EXERCISE DIRECTIONS :: Wherever the string "load" occurs in a line of these records, report that line.

Data listing ::
-*-*-

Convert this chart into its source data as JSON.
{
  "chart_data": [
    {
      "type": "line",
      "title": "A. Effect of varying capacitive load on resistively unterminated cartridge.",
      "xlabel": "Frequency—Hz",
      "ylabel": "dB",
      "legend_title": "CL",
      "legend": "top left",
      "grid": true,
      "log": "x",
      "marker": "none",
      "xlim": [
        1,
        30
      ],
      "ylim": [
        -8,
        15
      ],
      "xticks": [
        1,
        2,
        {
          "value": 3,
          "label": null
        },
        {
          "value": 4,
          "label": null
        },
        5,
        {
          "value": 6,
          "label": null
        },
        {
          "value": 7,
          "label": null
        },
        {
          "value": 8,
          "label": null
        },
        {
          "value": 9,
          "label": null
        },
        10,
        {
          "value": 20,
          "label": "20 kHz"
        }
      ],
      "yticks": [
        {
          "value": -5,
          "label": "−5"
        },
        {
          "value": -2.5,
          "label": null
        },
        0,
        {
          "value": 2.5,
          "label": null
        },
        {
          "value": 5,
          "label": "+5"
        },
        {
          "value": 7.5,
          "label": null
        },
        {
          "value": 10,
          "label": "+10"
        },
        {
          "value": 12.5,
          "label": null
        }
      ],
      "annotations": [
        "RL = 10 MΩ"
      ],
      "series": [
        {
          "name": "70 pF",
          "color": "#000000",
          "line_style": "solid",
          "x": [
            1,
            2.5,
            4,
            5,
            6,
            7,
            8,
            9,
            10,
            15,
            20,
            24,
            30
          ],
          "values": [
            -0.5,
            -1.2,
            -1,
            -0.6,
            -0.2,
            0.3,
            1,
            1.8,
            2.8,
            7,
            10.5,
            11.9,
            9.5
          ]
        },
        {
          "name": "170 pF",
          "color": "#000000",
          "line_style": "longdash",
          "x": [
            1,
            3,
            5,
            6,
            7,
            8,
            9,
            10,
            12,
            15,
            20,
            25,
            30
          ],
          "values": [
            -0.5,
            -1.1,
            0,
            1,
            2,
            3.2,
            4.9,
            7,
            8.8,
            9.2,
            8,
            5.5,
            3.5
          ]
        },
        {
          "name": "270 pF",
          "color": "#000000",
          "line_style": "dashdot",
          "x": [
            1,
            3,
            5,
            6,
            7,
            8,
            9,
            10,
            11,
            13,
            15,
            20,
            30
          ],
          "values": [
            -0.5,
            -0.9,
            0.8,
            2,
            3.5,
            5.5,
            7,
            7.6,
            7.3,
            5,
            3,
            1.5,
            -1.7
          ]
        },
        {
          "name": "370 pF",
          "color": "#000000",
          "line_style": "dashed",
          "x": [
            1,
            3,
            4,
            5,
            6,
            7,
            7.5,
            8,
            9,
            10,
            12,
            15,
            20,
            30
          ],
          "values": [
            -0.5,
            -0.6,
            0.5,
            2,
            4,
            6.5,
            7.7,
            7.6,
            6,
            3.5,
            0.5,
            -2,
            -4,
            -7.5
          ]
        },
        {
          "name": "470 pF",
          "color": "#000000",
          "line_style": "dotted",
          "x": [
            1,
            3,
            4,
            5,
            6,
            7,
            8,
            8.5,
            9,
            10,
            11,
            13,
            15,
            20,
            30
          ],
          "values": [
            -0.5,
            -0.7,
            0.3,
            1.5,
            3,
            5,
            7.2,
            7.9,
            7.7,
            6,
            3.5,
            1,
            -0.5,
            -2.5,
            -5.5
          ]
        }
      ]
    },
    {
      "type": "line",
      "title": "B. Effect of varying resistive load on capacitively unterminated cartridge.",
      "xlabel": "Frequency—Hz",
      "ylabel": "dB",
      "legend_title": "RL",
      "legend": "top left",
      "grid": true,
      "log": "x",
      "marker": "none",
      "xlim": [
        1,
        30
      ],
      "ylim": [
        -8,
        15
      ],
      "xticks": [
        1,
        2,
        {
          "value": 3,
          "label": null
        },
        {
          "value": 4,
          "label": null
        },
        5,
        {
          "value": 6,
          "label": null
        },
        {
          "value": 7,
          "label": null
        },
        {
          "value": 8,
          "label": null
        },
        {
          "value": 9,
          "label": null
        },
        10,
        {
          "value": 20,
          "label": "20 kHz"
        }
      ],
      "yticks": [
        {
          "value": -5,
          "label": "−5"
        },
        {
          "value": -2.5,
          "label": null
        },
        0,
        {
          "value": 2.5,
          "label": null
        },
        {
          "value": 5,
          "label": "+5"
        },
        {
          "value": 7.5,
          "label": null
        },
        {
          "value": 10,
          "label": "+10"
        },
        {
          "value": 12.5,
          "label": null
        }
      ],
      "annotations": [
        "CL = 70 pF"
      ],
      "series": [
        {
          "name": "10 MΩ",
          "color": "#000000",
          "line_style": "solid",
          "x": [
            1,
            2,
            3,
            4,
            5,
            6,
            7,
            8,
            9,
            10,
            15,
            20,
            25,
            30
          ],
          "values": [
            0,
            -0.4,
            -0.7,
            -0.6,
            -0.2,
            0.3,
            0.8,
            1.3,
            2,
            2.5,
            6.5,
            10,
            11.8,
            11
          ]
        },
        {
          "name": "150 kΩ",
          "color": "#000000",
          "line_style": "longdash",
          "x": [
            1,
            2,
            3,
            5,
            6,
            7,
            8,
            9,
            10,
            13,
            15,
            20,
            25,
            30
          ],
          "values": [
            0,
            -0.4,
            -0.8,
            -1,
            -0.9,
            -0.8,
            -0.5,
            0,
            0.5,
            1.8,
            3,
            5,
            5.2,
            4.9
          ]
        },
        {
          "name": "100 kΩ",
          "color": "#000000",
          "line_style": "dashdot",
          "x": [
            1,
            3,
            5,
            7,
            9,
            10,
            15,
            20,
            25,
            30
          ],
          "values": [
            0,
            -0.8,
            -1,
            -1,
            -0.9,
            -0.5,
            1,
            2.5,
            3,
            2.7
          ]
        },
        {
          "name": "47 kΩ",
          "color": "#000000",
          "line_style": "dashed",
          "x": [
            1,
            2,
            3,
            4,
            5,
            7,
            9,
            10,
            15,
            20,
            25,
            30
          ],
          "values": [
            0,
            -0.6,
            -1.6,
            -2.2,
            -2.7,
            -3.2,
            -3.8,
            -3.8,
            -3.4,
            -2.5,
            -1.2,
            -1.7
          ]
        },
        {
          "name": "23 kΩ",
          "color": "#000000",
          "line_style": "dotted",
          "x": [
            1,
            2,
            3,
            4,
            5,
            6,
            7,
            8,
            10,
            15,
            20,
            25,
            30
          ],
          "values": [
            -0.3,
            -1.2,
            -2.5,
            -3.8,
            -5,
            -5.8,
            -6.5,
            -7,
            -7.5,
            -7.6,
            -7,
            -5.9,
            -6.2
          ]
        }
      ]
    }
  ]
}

-*-*-

RESULT OF THE TASK ::
      "title": "A. Effect of varying capacitive load on resistively unterminated cartridge.",
      "title": "B. Effect of varying resistive load on capacitively unterminated cartridge.",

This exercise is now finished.